Good win for the guys, but a lot of questions remain surrounding the coaching staff, which leaves us convinced we still need wholesale regime change in Westwood. This is the UCLA team we should have seen all year long, but haven't, and ultimately that falls on Rick (and Dan).
With that, let's turn to the bits and pieces of news from around the UCLA-iverse for this lazy fall Sunday afternoon:
- Since we're talking about football, let's start with that. Peter Yoon hit on all of the changes on the defensive side of the ball and took note that a lot of new contributors were key to UCLA defense being as stout as it was against Cal, as well as the introduction of a new quarter package to address Cal's many wide receivers. What a difference it makes when you play the best players rather than the most senior.
- Turning to the NFL (it is Sunday, after all), in case you missed it, our very own Alterraun Verner (and one of my all-time favorite Bruins), has been posting over on our fellow SBN blog, Music City Miracles. If you haven't been following this young, articulate, great ambassador for UCLA, then you should. Let's keep our fingers crossed for ATV every Sunday (except when he is playing against the Niners, but perhaps that's just N and I).
- In other NFL news, local First Coast News down in Florida caught up with former UCLA running back and current Jaguars star Maurice Jones-Drew. If you didn't see the interview with MJD, you can catch it here. Also, last week, if you missed it, the Washington Post had a nice article on the friendship between MJD and fellow short running back Ray Rice, where the two talk about their similar life stories and friendship/friendly rivalry.

Provided information |
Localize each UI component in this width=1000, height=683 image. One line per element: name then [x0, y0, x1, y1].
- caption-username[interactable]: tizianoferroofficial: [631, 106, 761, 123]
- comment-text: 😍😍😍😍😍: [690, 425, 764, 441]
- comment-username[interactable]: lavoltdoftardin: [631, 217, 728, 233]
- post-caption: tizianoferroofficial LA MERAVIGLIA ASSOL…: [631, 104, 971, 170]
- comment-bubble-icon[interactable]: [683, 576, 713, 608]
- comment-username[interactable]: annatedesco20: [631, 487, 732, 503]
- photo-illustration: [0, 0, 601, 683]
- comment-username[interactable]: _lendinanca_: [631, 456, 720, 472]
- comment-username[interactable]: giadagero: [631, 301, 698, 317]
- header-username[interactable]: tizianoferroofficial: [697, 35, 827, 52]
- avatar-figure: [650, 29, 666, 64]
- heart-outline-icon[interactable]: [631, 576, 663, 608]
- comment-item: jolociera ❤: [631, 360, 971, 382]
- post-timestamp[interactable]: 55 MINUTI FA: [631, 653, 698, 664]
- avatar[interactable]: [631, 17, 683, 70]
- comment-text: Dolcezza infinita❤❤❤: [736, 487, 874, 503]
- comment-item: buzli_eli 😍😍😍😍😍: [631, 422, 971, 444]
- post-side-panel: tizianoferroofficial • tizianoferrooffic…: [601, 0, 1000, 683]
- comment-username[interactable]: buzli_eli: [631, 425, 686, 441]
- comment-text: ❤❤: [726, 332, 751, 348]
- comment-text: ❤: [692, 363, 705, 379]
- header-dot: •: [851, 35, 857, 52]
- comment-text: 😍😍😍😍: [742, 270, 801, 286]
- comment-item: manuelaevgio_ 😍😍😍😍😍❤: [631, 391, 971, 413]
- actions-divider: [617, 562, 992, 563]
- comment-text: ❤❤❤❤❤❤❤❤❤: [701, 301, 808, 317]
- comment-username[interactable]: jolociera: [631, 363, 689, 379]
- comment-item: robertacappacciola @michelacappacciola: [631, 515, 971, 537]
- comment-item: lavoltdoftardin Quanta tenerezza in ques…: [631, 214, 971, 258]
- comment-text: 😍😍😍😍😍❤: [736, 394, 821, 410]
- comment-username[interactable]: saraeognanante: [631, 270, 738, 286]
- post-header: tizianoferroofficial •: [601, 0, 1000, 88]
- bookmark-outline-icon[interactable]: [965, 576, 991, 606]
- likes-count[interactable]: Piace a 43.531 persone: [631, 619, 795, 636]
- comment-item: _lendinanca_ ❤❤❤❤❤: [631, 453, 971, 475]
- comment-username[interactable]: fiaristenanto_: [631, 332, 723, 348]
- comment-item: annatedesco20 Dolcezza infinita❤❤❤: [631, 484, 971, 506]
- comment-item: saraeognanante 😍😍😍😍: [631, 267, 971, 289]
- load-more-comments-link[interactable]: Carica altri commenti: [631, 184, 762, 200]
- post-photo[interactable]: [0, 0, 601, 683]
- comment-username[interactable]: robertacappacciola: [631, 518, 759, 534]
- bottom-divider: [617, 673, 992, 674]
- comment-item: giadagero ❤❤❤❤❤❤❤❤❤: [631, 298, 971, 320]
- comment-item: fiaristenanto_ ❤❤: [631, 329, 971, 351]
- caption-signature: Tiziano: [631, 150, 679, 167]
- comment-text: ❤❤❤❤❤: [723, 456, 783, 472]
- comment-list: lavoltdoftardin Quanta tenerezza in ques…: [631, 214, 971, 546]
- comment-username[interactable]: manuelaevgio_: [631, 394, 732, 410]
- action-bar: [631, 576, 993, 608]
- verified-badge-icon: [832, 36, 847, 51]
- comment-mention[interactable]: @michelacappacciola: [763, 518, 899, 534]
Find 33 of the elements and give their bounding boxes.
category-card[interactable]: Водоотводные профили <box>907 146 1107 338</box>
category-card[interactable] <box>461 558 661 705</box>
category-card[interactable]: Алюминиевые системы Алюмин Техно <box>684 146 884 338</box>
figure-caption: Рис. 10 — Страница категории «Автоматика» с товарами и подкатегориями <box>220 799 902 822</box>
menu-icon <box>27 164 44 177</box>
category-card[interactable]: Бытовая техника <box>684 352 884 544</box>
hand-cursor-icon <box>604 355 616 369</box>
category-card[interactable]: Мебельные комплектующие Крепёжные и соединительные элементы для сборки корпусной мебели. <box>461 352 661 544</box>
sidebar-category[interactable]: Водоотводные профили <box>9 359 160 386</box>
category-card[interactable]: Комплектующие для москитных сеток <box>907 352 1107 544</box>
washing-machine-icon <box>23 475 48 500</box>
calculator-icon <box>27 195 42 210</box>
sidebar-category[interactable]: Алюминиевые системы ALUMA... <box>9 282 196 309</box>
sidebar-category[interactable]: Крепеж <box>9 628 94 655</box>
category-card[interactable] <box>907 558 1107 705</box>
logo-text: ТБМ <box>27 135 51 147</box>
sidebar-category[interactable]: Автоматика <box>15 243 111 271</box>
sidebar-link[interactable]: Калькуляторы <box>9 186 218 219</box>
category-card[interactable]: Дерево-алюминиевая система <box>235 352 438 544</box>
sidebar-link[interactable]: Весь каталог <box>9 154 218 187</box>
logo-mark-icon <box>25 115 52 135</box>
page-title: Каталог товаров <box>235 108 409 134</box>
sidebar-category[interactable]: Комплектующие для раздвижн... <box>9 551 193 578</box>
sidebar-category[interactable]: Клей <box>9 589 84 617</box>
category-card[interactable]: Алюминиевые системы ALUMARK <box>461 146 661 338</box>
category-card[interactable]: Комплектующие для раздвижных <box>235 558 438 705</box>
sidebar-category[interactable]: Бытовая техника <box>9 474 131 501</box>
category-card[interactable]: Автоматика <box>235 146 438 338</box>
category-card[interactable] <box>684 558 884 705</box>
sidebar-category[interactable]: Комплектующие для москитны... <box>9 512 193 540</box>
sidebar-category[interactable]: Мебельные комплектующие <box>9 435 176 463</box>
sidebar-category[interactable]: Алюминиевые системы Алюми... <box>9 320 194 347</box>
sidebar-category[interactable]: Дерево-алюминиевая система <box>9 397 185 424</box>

Work instructions |
**a.** Translate this sentence from the UCLA news roundup into Spanish: "What a difference it makes when you play the best players rather than the most senior."
**b.** Go on with the UCLA news roundup, starting right after its last sentence.
The rows come from a different source than the UCLA news roundup.

List of answers |
**a.** Qué diferencia hay cuando pones a jugar a los mejores jugadores en lugar de a los más veteranos.

**b.**
- If you haven't read anything on UCLA basketball this season, the Washington Post has a quick recap of all of the off-season's activity, as well as a quick season preview, focusing in on the Bruins' front court depth and the likelihood that UCLA will employ a lot of bigger line-ups.
- Likewise, Jill Painter at the Daily News has kind of a generic basketball preview, but she does take note that UCLA should be able to take advantage of its considerable size advantage and be able to play tough interior defense and pound the ball inside on offense.
- Also in basketball news, the AP pre-season poll came out and UCLA came in at #17. Arizona is the only Pac-12 program ranked ahead of the Bruins, coming in at #16. California just made it in at #24, while Washington was on the outside looking in, getting a lot of votes, but not enough to break into the top 25, at least not yet.
- Tucson will soon get a visit from a rather famous, and rather tall, cyclist. One of the all-time greatest Bruins, Bill Walton, will be participating in El Tour de Tucson, hosted by the University of Arizona Medical Center, with the proceeds going to a number of charitable organizations. It'll be kind of neat to see Big Red on a bike. If you're in the area on the Saturday before Thanksgiving, stop by and cheer on Big Red.
- Finally, in case you missed it, this weekend marked the 42nd anniversary (HT LA Bruin) since researchers at UCLA sent the first message from our own Boelter Hall to Stanford. Of course, this is another opportunity to remind folks to visit the brand new Kleinrock Internet Heritage Site on campus. I wonder if all of those UCLA haters on the interwebs realize that it's UCLA and Stanford they can thank for getting this thing off the ground. Mark Zuckerberg, feel free to cut UCLA a check whenever.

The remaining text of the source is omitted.